[A run of records]
[BEGIN]

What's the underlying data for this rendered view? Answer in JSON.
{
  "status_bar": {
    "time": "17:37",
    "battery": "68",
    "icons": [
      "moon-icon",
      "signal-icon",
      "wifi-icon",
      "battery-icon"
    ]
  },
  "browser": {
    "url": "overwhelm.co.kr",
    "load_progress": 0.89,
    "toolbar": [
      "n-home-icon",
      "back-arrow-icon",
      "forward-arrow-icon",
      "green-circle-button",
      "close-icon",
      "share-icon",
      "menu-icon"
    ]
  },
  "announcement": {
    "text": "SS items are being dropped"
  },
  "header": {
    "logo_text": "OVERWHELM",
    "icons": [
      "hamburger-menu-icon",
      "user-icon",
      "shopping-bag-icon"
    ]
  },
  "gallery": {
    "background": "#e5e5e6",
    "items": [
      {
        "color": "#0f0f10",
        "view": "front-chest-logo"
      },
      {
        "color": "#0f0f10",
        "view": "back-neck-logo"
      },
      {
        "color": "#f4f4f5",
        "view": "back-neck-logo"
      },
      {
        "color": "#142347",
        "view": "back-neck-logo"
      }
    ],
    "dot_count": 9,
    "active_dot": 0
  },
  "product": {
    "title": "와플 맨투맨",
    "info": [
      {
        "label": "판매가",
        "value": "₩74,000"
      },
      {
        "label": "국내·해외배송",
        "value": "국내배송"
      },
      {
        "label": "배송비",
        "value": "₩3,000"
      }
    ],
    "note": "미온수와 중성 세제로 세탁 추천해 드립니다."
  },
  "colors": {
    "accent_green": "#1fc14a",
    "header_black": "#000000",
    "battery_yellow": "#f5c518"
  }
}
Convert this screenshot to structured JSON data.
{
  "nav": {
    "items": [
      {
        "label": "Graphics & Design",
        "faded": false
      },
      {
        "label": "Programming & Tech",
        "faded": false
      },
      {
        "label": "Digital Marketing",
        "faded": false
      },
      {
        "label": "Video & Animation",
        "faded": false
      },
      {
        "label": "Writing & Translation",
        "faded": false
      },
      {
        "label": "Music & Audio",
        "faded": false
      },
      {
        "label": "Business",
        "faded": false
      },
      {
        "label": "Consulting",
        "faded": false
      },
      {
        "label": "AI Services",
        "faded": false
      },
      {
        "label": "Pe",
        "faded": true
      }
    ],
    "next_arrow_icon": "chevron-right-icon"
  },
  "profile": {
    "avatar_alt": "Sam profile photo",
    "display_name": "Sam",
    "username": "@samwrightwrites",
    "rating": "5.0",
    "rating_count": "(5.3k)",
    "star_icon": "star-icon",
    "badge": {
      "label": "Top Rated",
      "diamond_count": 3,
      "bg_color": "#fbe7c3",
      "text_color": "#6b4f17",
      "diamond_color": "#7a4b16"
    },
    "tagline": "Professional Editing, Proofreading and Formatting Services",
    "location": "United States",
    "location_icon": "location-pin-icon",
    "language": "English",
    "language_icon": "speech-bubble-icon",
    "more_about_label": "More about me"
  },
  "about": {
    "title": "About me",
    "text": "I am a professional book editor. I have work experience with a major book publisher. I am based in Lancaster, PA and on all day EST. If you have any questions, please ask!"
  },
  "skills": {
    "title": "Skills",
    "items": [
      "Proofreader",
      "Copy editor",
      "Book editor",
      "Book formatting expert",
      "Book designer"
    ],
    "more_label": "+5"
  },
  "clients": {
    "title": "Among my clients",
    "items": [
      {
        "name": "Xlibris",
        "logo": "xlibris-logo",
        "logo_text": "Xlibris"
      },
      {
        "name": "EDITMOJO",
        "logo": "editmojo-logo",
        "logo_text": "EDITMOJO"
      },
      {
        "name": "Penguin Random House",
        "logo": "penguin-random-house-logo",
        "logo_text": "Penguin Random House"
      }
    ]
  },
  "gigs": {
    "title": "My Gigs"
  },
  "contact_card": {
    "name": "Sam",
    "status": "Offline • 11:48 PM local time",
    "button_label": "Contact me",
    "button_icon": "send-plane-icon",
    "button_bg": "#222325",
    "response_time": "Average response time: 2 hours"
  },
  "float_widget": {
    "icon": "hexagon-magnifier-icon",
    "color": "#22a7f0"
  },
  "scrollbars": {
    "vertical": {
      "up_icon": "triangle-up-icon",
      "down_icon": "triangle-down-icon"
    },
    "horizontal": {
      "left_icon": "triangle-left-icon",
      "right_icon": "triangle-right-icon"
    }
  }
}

[END]

**The problem:**
Output the lines above verbatim and in full.

**Solution to this problem:**
What's the underlying data for this rendered view? Answer in JSON.
{
  "status_bar": {
    "time": "17:37",
    "battery": "68",
    "icons": [
      "moon-icon",
      "signal-icon",
      "wifi-icon",
      "battery-icon"
    ]
  },
  "browser": {
    "url": "overwhelm.co.kr",
    "load_progress": 0.89,
    "toolbar": [
      "n-home-icon",
      "back-arrow-icon",
      "forward-arrow-icon",
      "green-circle-button",
      "close-icon",
      "share-icon",
      "menu-icon"
    ]
  },
  "announcement": {
    "text": "SS items are being dropped"
  },
  "header": {
    "logo_text": "OVERWHELM",
    "icons": [
      "hamburger-menu-icon",
      "user-icon",
      "shopping-bag-icon"
    ]
  },
  "gallery": {
    "background": "#e5e5e6",
    "items": [
      {
        "color": "#0f0f10",
        "view": "front-chest-logo"
      },
      {
        "color": "#0f0f10",
        "view": "back-neck-logo"
      },
      {
        "color": "#f4f4f5",
        "view": "back-neck-logo"
      },
      {
        "color": "#142347",
        "view": "back-neck-logo"
      }
    ],
    "dot_count": 9,
    "active_dot": 0
  },
  "product": {
    "title": "와플 맨투맨",
    "info": [
      {
        "label": "판매가",
        "value": "₩74,000"
      },
      {
        "label": "국내·해외배송",
        "value": "국내배송"
      },
      {
        "label": "배송비",
        "value": "₩3,000"
      }
    ],
    "note": "미온수와 중성 세제로 세탁 추천해 드립니다."
  },
  "colors": {
    "accent_green": "#1fc14a",
    "header_black": "#000000",
    "battery_yellow": "#f5c518"
  }
}
Convert this screenshot to structured JSON data.
{
  "nav": {
    "items": [
      {
        "label": "Graphics & Design",
        "faded": false
      },
      {
        "label": "Programming & Tech",
        "faded": false
      },
      {
        "label": "Digital Marketing",
        "faded": false
      },
      {
        "label": "Video & Animation",
        "faded": false
      },
      {
        "label": "Writing & Translation",
        "faded": false
      },
      {
        "label": "Music & Audio",
        "faded": false
      },
      {
        "label": "Business",
        "faded": false
      },
      {
        "label": "Consulting",
        "faded": false
      },
      {
        "label": "AI Services",
        "faded": false
      },
      {
        "label": "Pe",
        "faded": true
      }
    ],
    "next_arrow_icon": "chevron-right-icon"
  },
  "profile": {
    "avatar_alt": "Sam profile photo",
    "display_name": "Sam",
    "username": "@samwrightwrites",
    "rating": "5.0",
    "rating_count": "(5.3k)",
    "star_icon": "star-icon",
    "badge": {
      "label": "Top Rated",
      "diamond_count": 3,
      "bg_color": "#fbe7c3",
      "text_color": "#6b4f17",
      "diamond_color": "#7a4b16"
    },
    "tagline": "Professional Editing, Proofreading and Formatting Services",
    "location": "United States",
    "location_icon": "location-pin-icon",
    "language": "English",
    "language_icon": "speech-bubble-icon",
    "more_about_label": "More about me"
  },
  "about": {
    "title": "About me",
    "text": "I am a professional book editor. I have work experience with a major book publisher. I am based in Lancaster, PA and on all day EST. If you have any questions, please ask!"
  },
  "skills": {
    "title": "Skills",
    "items": [
      "Proofreader",
      "Copy editor",
      "Book editor",
      "Book formatting expert",
      "Book designer"
    ],
    "more_label": "+5"
  },
  "clients": {
    "title": "Among my clients",
    "items": [
      {
        "name": "Xlibris",
        "logo": "xlibris-logo",
        "logo_text": "Xlibris"
      },
      {
        "name": "EDITMOJO",
        "logo": "editmojo-logo",
        "logo_text": "EDITMOJO"
      },
      {
        "name": "Penguin Random House",
        "logo": "penguin-random-house-logo",
        "logo_text": "Penguin Random House"
      }
    ]
  },
  "gigs": {
    "title": "My Gigs"
  },
  "contact_card": {
    "name": "Sam",
    "status": "Offline • 11:48 PM local time",
    "button_label": "Contact me",
    "button_icon": "send-plane-icon",
    "button_bg": "#222325",
    "response_time": "Average response time: 2 hours"
  },
  "float_widget": {
    "icon": "hexagon-magnifier-icon",
    "color": "#22a7f0"
  },
  "scrollbars": {
    "vertical": {
      "up_icon": "triangle-up-icon",
      "down_icon": "triangle-down-icon"
    },
    "horizontal": {
      "left_icon": "triangle-left-icon",
      "right_icon": "triangle-right-icon"
    }
  }
}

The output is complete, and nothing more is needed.